[start ITEMS]

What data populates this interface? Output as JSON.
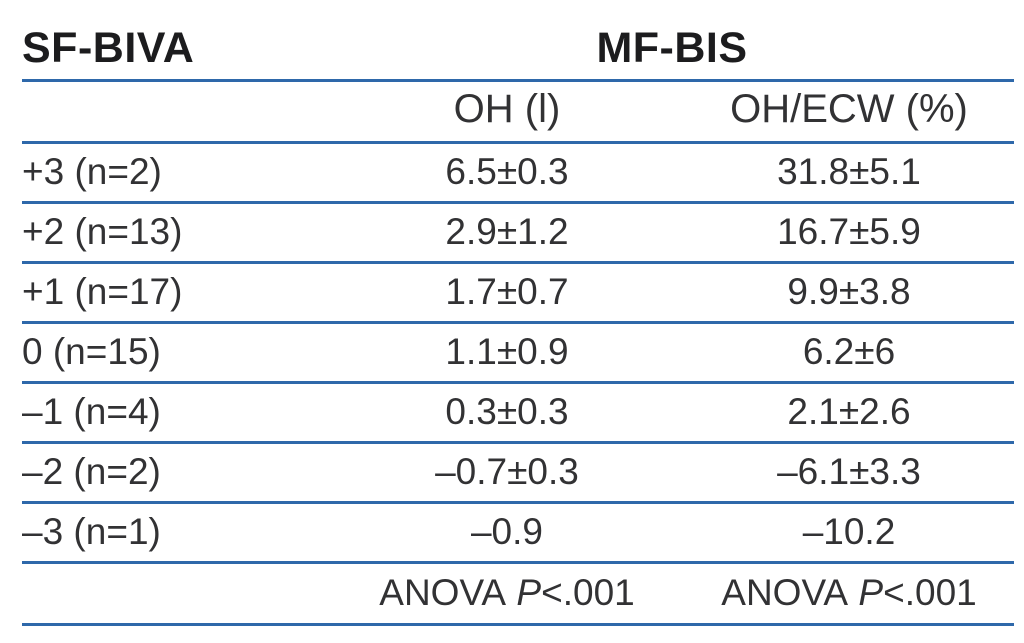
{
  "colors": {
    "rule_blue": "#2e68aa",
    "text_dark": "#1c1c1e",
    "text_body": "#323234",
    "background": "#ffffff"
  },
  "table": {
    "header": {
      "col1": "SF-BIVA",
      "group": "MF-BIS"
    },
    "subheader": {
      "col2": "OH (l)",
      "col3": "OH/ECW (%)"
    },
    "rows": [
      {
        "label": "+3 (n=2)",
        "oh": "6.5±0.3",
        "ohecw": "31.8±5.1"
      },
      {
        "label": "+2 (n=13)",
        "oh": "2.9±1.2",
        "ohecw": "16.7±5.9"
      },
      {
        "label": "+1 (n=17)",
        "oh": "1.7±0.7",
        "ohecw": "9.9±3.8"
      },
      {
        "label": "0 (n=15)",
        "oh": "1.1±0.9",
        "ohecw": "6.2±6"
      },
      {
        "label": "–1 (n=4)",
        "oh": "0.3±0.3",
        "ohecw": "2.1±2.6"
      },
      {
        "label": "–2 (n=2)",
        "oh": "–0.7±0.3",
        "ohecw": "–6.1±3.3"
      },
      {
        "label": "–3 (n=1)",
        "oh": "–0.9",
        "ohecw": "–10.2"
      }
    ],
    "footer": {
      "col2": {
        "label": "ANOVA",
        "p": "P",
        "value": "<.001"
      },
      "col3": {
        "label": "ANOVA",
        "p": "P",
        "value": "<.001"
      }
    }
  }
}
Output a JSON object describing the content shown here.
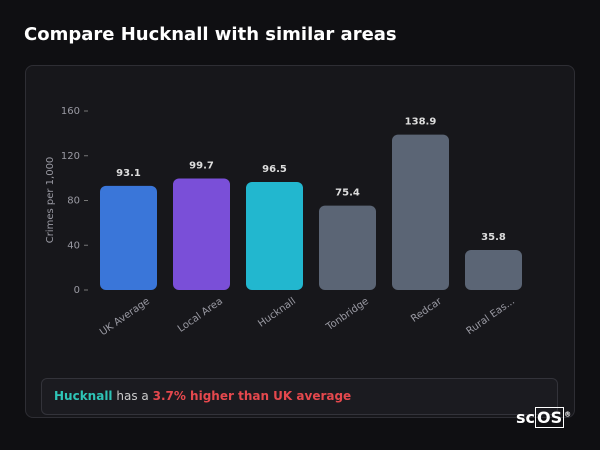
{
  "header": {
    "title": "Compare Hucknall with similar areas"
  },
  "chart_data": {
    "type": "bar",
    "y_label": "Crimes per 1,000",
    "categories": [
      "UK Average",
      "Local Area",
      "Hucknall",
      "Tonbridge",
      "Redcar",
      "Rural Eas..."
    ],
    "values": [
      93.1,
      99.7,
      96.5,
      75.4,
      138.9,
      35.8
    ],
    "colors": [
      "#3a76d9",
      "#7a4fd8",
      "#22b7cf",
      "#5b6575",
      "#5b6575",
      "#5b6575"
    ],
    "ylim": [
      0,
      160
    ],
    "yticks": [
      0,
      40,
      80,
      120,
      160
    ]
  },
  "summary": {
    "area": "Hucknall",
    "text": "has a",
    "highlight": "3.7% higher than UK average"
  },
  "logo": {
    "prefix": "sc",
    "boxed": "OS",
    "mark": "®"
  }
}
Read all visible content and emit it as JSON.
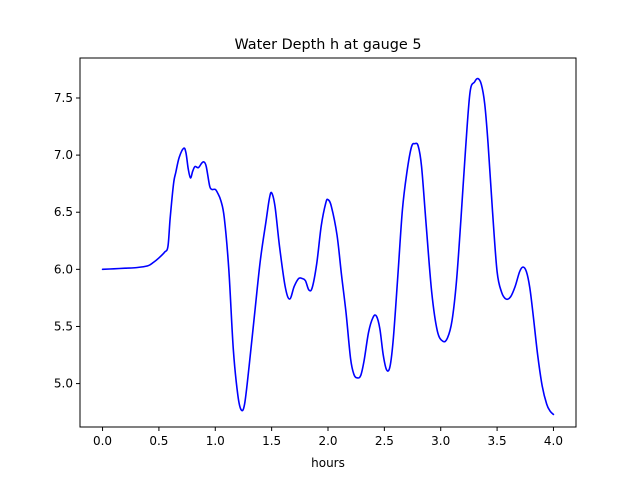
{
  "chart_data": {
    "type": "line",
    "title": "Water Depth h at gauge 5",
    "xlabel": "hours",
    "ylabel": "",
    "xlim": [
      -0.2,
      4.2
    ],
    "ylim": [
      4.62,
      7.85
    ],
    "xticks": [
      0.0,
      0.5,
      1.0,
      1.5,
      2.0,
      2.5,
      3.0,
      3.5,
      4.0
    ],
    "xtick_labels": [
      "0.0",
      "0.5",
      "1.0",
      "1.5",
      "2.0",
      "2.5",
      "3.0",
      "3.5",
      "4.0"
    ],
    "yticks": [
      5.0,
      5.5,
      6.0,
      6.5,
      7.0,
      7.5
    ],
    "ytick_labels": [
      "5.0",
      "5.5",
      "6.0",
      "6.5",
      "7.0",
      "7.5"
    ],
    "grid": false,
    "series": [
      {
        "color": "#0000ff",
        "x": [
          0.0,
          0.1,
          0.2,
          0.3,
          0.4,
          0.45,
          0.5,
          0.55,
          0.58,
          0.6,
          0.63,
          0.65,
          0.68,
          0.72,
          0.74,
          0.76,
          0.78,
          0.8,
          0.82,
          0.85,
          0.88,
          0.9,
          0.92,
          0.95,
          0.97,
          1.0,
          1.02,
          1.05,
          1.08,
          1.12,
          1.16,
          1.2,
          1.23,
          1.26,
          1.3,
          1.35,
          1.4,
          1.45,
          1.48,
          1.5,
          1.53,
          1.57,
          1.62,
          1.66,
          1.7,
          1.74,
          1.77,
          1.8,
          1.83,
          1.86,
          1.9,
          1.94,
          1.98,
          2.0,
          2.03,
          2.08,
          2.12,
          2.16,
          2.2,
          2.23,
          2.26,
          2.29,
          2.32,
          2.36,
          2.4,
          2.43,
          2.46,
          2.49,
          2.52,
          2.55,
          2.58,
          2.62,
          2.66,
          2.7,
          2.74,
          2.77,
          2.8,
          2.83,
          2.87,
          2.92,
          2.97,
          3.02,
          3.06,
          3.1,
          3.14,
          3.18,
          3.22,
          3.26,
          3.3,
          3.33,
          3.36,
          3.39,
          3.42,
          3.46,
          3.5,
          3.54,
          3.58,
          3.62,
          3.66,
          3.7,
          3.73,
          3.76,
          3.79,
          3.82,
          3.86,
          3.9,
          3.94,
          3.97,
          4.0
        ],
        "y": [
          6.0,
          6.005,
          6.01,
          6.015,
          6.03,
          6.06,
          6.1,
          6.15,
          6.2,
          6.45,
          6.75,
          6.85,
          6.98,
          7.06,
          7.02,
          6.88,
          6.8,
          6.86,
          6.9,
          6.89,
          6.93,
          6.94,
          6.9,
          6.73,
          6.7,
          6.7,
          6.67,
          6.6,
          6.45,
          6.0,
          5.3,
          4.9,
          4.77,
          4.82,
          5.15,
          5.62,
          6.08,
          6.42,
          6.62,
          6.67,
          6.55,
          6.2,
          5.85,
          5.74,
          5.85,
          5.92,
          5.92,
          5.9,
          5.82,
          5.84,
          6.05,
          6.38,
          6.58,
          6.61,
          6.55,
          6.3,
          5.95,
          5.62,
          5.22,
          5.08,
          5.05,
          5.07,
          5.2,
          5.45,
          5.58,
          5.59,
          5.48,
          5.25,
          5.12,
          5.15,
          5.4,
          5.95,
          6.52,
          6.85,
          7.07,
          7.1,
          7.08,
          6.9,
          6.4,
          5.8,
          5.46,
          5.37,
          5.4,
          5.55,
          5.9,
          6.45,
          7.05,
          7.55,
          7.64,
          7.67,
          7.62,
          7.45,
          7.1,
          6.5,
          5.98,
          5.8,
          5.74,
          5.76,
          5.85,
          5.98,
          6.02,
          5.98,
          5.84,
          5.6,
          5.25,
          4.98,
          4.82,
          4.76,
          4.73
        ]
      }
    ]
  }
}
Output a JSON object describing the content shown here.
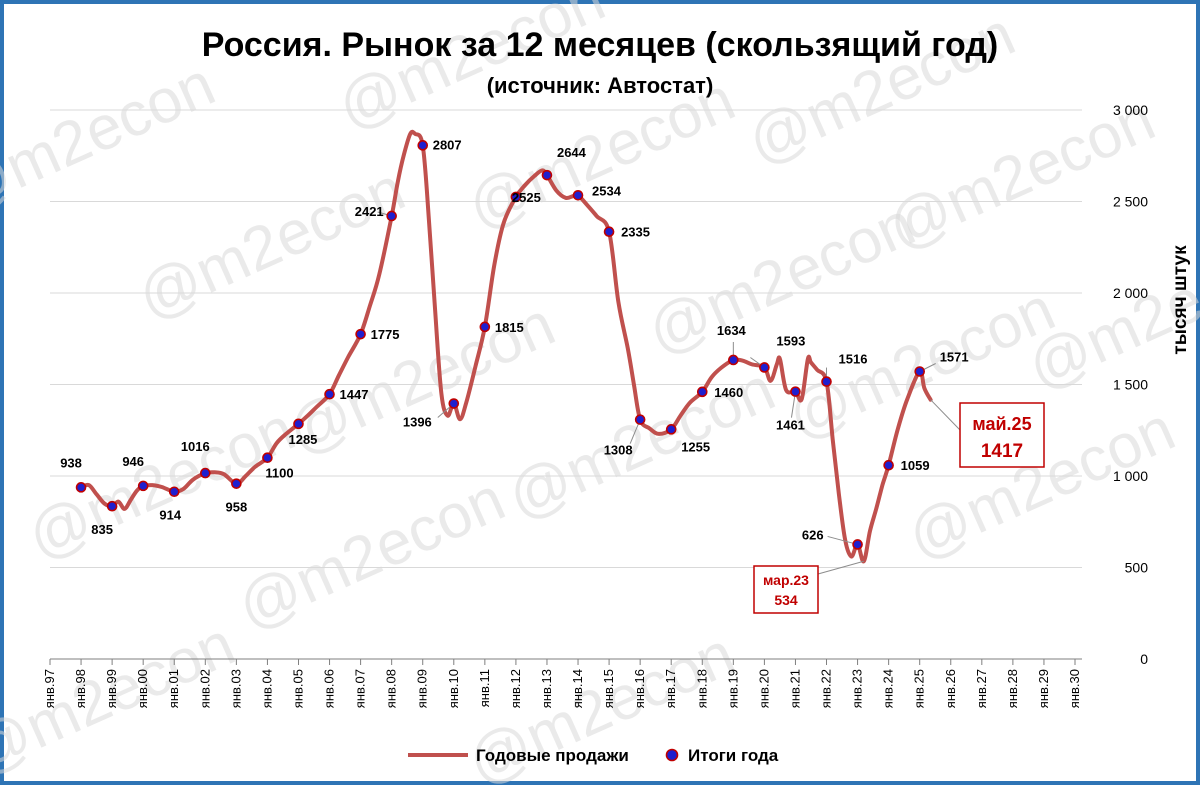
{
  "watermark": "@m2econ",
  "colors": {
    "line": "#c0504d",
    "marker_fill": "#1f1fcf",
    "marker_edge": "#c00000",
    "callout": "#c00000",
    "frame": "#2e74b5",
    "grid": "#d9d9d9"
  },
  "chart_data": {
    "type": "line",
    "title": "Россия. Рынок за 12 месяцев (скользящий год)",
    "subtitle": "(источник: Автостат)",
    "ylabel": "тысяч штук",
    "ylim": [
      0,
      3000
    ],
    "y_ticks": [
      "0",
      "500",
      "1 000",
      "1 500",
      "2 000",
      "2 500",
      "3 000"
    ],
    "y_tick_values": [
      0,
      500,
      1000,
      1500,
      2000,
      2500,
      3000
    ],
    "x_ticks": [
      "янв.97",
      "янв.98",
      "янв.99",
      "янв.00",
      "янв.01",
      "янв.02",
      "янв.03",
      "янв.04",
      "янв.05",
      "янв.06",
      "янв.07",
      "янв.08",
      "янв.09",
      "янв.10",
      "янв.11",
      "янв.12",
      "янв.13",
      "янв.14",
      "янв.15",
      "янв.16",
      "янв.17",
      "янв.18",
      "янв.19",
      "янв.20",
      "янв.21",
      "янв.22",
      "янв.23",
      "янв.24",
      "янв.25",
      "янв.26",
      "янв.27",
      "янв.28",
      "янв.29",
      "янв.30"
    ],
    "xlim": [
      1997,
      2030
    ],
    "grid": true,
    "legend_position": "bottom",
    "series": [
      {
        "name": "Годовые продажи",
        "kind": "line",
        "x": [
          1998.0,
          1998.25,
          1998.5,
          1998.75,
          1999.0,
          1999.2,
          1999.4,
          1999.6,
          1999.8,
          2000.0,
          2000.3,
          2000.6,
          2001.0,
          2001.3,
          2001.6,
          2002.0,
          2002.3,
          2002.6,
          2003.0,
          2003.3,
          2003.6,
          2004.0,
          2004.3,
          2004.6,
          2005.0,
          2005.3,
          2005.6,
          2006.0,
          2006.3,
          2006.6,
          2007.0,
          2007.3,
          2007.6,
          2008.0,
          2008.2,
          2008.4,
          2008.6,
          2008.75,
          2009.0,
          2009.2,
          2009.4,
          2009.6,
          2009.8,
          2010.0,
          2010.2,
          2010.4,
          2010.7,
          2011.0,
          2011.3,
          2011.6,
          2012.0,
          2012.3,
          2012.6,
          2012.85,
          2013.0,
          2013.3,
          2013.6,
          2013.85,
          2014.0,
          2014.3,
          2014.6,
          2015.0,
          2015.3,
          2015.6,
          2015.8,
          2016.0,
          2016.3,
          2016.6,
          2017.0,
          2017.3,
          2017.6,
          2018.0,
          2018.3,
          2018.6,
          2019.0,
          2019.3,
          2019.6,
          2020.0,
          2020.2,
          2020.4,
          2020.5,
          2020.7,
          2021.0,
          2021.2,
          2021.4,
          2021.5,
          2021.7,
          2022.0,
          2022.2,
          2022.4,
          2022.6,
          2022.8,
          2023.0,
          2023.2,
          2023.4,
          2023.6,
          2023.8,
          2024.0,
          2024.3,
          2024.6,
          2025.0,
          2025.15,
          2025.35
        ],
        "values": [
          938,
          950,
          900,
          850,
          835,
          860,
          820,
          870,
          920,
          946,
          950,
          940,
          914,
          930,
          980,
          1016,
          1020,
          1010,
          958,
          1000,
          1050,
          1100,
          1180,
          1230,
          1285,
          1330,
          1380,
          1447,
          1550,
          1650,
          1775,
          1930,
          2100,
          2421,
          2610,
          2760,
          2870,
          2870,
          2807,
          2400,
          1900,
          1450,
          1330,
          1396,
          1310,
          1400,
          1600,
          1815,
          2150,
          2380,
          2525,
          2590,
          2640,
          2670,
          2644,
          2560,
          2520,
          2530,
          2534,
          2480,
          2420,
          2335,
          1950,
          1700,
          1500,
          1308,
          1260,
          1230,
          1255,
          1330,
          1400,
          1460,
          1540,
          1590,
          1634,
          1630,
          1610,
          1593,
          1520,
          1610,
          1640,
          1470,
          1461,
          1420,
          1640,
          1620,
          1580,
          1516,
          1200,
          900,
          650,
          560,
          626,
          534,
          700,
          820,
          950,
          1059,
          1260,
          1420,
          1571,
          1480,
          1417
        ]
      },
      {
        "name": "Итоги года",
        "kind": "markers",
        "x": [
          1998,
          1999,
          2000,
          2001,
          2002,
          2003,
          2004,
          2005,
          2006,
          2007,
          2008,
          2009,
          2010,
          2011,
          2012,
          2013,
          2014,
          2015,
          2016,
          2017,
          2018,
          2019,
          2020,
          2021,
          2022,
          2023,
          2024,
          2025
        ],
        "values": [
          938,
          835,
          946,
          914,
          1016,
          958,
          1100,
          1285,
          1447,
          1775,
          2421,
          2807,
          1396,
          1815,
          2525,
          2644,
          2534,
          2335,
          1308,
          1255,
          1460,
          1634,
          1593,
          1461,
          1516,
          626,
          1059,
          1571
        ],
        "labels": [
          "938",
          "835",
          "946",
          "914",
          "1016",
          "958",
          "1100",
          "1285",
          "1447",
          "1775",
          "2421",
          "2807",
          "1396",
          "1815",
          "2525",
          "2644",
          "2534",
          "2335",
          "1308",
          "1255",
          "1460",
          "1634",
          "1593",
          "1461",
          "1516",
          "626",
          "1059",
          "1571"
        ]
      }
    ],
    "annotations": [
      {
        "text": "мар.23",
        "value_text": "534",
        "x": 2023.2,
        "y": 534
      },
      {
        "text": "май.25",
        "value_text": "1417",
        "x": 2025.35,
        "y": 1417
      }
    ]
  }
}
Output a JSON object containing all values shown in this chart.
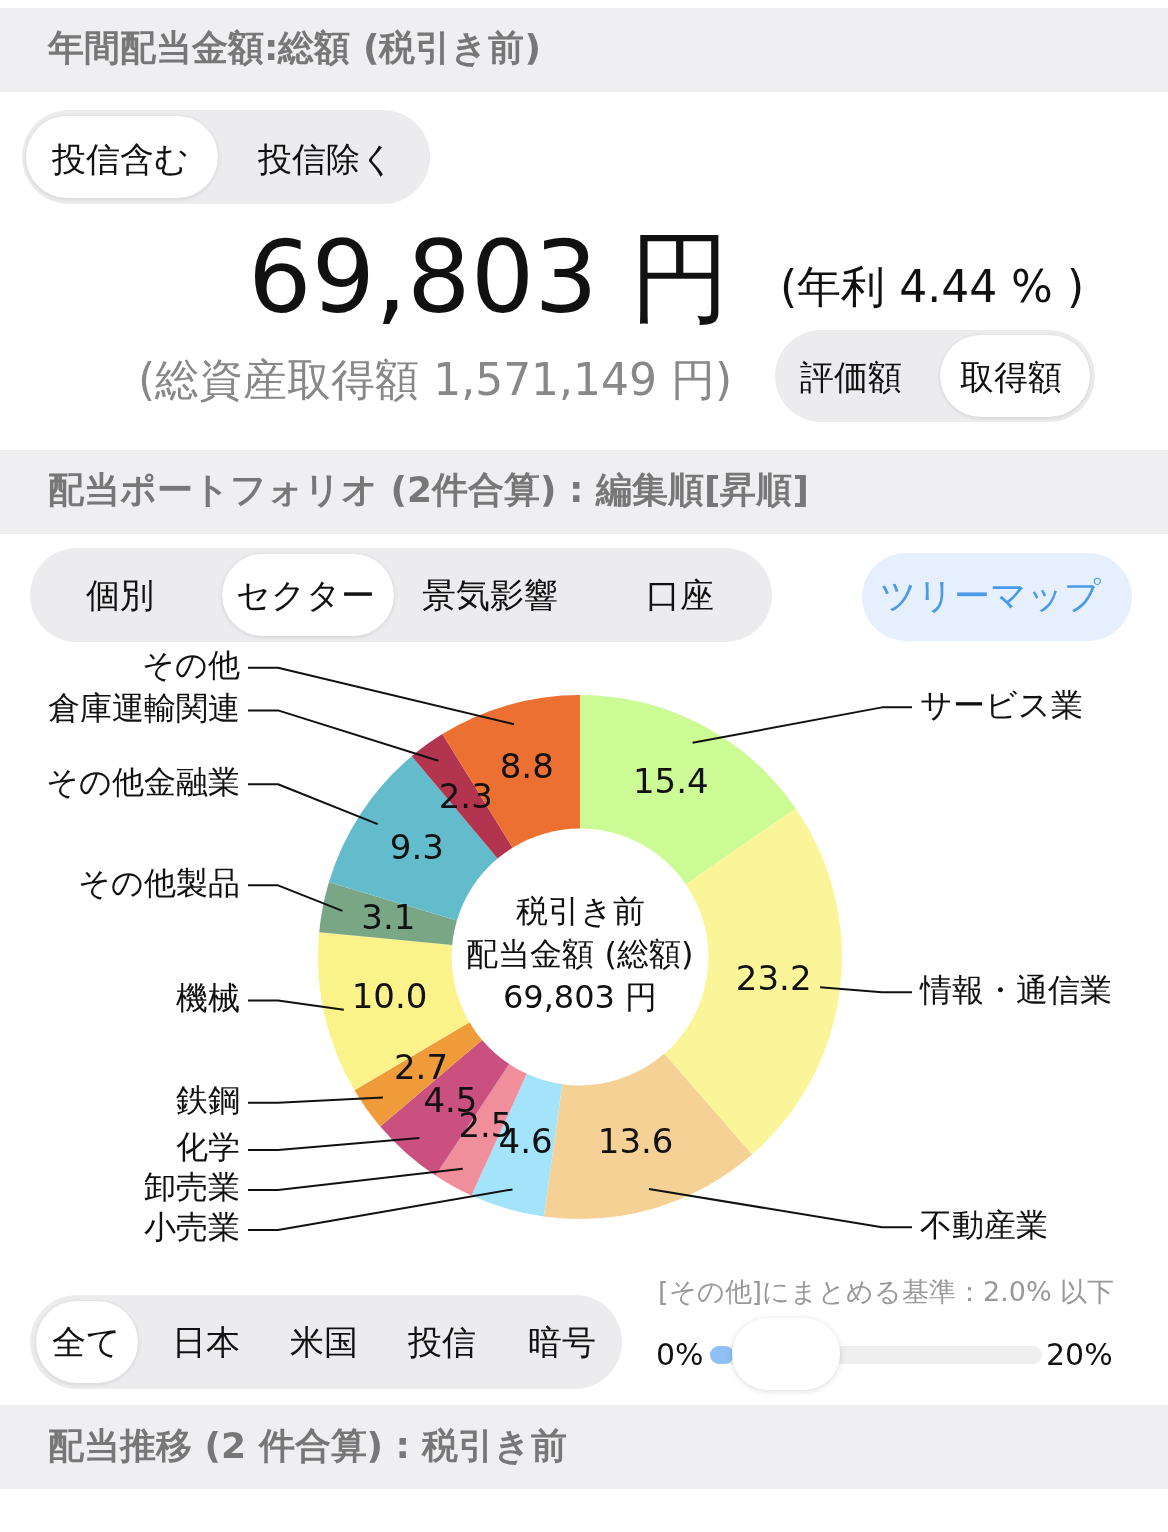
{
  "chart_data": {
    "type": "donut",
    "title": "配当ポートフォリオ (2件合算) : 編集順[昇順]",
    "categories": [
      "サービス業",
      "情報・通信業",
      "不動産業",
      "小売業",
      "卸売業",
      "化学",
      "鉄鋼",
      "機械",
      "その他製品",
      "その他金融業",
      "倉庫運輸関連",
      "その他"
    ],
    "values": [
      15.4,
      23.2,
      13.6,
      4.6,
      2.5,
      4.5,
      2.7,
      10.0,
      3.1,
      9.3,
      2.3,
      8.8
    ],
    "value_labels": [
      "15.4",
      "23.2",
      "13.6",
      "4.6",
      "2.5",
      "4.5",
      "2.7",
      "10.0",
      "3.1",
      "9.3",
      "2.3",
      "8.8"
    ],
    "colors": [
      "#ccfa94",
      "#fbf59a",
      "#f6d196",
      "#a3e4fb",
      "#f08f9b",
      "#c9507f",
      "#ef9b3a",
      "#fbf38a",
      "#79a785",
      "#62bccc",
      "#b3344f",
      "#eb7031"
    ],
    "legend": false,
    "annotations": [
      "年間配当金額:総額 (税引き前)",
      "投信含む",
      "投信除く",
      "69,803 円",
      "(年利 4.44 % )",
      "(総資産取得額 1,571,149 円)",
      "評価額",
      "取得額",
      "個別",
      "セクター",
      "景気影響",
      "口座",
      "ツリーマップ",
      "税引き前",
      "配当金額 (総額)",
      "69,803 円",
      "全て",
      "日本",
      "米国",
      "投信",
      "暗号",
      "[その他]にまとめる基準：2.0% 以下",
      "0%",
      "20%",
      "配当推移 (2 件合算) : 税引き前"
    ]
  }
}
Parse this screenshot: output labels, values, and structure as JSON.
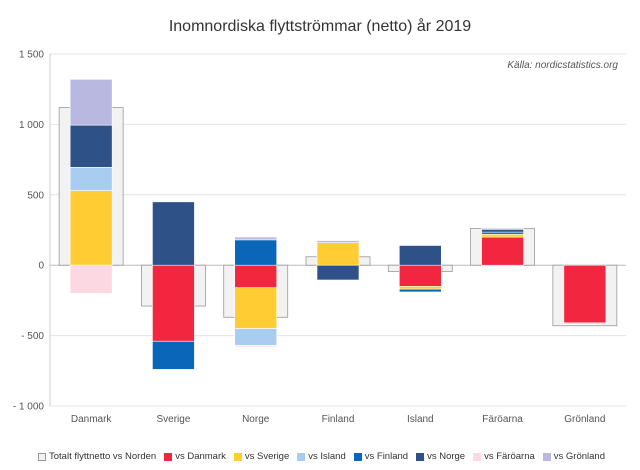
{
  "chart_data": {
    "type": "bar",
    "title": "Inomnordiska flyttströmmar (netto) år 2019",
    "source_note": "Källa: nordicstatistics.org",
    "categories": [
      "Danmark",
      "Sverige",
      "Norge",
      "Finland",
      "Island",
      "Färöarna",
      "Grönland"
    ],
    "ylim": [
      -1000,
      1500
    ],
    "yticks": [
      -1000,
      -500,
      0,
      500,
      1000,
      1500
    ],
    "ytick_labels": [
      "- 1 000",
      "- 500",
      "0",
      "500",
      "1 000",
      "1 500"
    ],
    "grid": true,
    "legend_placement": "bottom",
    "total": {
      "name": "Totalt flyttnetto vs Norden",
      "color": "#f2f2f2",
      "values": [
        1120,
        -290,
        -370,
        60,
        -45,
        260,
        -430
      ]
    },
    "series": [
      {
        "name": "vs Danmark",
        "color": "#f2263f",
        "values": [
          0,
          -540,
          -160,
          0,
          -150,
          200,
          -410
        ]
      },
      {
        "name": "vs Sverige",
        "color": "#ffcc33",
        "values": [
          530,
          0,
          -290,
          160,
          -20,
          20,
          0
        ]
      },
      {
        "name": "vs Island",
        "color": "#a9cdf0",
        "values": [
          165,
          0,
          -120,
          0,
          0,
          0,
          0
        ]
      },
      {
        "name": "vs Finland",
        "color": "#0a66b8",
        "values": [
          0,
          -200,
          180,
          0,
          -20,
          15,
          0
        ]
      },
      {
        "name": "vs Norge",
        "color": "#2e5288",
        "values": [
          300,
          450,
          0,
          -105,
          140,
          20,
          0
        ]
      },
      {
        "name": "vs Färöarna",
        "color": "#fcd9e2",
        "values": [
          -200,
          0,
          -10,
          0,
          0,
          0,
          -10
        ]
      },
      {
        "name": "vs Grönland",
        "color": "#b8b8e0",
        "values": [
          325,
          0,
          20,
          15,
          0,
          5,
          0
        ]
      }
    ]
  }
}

[end ITEMS]

TASK REQUIREMENTS: Work out how many lines of the data above hold the word "grid", and write only the count.

THE RESPONSE: 4